◆ **Extrait**
━━━━━━━━

Texte intégral
RTL - vendredi 18 octobre 1996
RTL : Est-ce qu'il faut parler ce soir d'évolution ou de révolution ?
F. Fillon : C'est une révolution qui se cache derrière le changement de numérotation, puisque, finalement, ce qui rend ce changement de numérotation nécessaire, c'est la libéralisation du téléphone, c'est l'explosion des usages des télécommunications qui nécessite de plus en plus de numéros, mais surtout la possibilité qui sera donnée très vite, maintenant, aux Français, de choisir leur opérateur de téléphone, et le choix se fera notamment grâce à la nouvelle numérotation.
RTL : Justement, de nouveaux opérateurs notamment étrangers pourront accéder au marché français dans deux ans. Est-ce que ça voudra dire de nouveaux changements à ce moment-là ?
F. Fillon : Ça voudra dire simplement qu'on restera à dix chiffres. Ça voudra dire simplement que pour choisir son opérateur, au lieu de faire le 01, le 02, le 03, le 04, le 05, etc..., on pourra faire le 21 ou le 32 ou le 44. La première lettre permettant d'identifier l'opérateur que l'on veut choisir, et le 0 étant le choix par défaut. C'est-à-dire qu'en faisant le 0, on aura toujours son correspondant au bout du téléphone, et si l'on veut choisir un autre opérateur que l'opérateur par défaut, qui sera en général France Télécom, à ce moment-là. On remplacera le 0 par un 2 ou par un 3, à partir de janvier 98.
RTL : Vous êtes un ministre un peu anxieux ? Vous pensez que les risques sont minimes de ce basculement en une fraction de seconde à 23 heures ?
F. Fillon : Les risques existent. La technologie, je suis payé pour le savoir, ne permet pas toujours de réussir. Mais je crois que là, tout a été fait pour que cette opération se passe de la meilleure façon qui soit, et les techniciens de France Télécom travaillent depuis des mois et des mois, ont répété le scénario, ont mis en place des dispositifs redondants, des dispositifs de secours qui devraient, je crois, faire de cette opération, une opération quasi indolore pour nos concitoyens. Mais j'ai un peu d'angoisse quand même.

━━━━━━━━

◆ **Données disponibles**

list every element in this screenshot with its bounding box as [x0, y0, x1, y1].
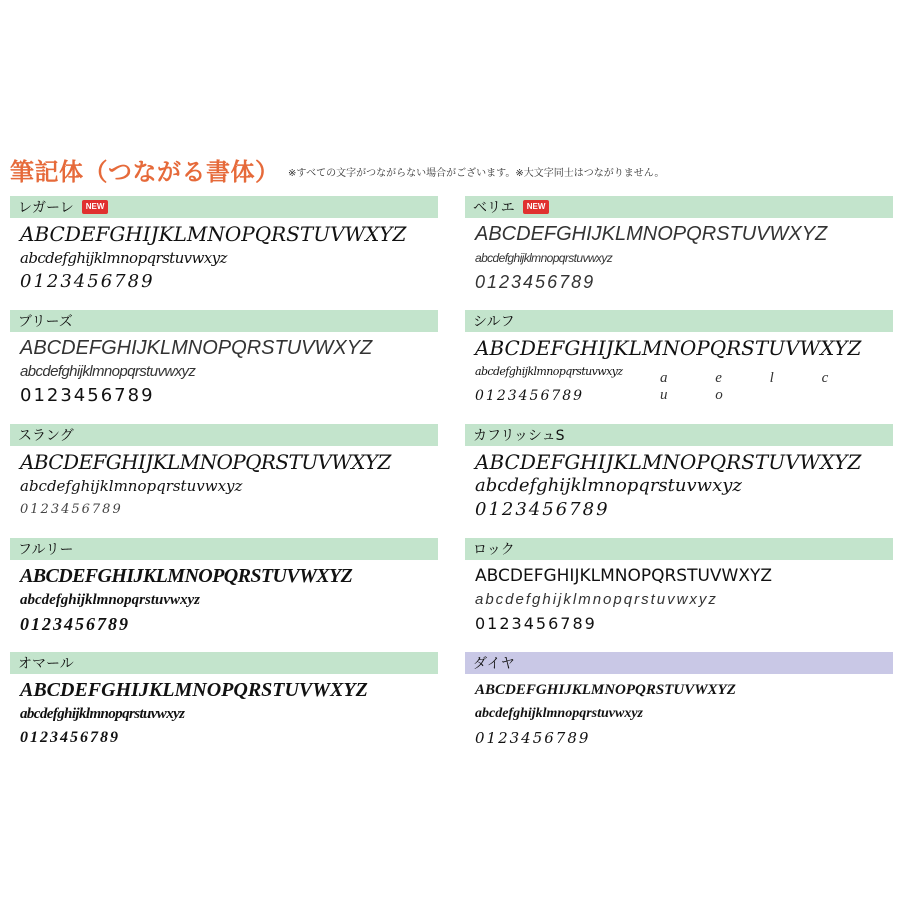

━━━━━━━━

Prolongez l'entretien de RTL avec F. Fillon sur la nouvelle numérotation téléphonique, en reprenant juste après sa dernière réplique.

◆ **Réponse rédigée**
RTL : Il va falloir réviser notre géographie, en tout cas pour certains départements qui sont à cheval ?
F. Fillon : Oui, bien sûr. Mais je crois qu’on le fera vite. Ce n’est pas un système très compliqué. Il n’y a finalement que cinq zones, et les cartes qui ont été distribuées par France Télécom, plus les numéros de secours qui ont été mis en place, tout cela devrait permettre de rendre cette modification très simple.
RTL : Un sondage dans Le Parisien affirmait ce matin que cette réforme était bien acceptée ?
F. Fillon : Oui, je crois que les Français ont compris qu'on avait besoin de numéros de téléphone supplémentaires. On en consomme pratiquement 2 millions de plus par an, et on estime qu'à l'horizon 2000, chaque Français aura au moins trois numéros de téléphone, compte tenu des nouveaux usages, de la multiplication des portables, de l'arrivée des services en ligne comme Internet. C'est donc une nécessité.
RTL : F. Fillon, ça va quand même coûter 2 milliards aux entreprises. Pourquoi leur faire payer la facture ?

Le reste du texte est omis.